| TASK TO CARRY OUT |
Give every entry below again, exactly as written, and skip the images.

| DATASET EXTRACT |
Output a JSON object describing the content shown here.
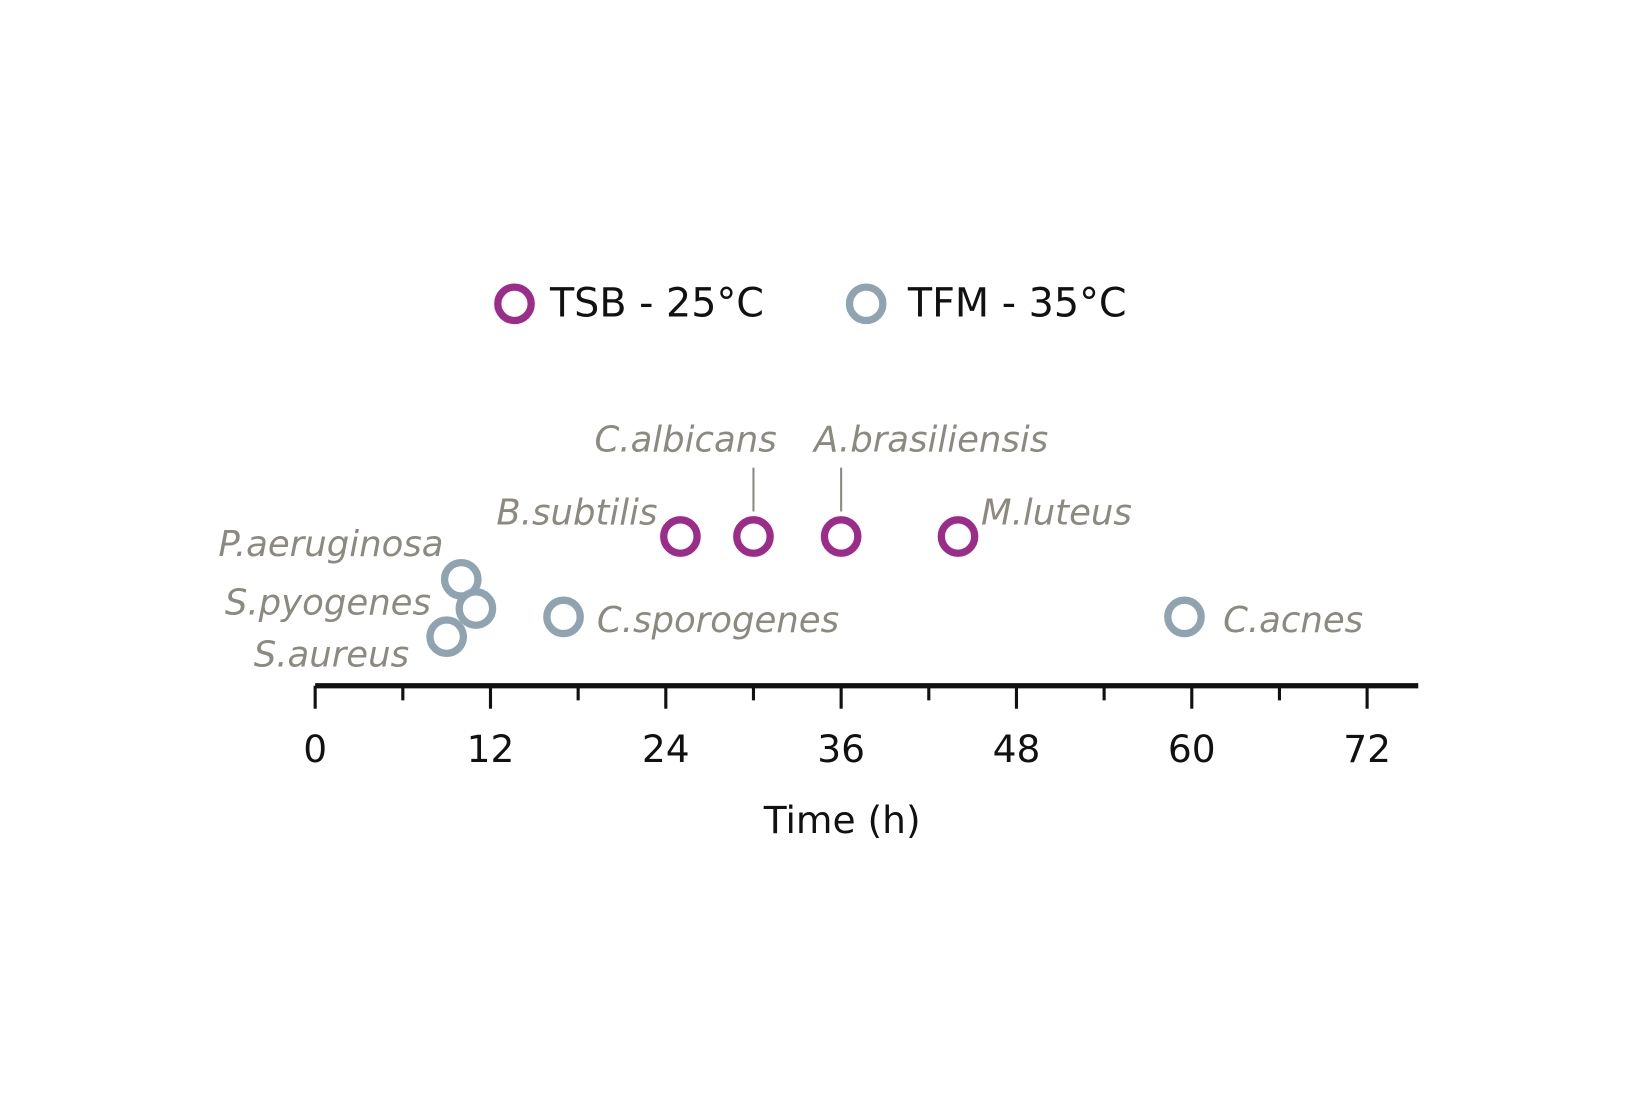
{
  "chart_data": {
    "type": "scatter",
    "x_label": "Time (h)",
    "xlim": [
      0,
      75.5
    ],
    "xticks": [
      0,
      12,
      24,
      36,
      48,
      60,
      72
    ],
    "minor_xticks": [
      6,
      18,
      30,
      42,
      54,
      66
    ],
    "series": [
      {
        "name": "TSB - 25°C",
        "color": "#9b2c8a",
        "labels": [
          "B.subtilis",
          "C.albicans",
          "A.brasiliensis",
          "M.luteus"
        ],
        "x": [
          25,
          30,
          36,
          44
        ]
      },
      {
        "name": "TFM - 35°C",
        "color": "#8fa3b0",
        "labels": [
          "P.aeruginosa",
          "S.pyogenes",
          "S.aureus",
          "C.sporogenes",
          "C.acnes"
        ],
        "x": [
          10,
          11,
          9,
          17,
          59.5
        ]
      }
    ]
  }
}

| WRITTEN RESPONSE |
Output a JSON object describing the content shown here.
{
  "chart_data": {
    "type": "scatter",
    "x_label": "Time (h)",
    "xlim": [
      0,
      75.5
    ],
    "xticks": [
      0,
      12,
      24,
      36,
      48,
      60,
      72
    ],
    "minor_xticks": [
      6,
      18,
      30,
      42,
      54,
      66
    ],
    "series": [
      {
        "name": "TSB - 25°C",
        "color": "#9b2c8a",
        "labels": [
          "B.subtilis",
          "C.albicans",
          "A.brasiliensis",
          "M.luteus"
        ],
        "x": [
          25,
          30,
          36,
          44
        ]
      },
      {
        "name": "TFM - 35°C",
        "color": "#8fa3b0",
        "labels": [
          "P.aeruginosa",
          "S.pyogenes",
          "S.aureus",
          "C.sporogenes",
          "C.acnes"
        ],
        "x": [
          10,
          11,
          9,
          17,
          59.5
        ]
      }
    ]
  }
}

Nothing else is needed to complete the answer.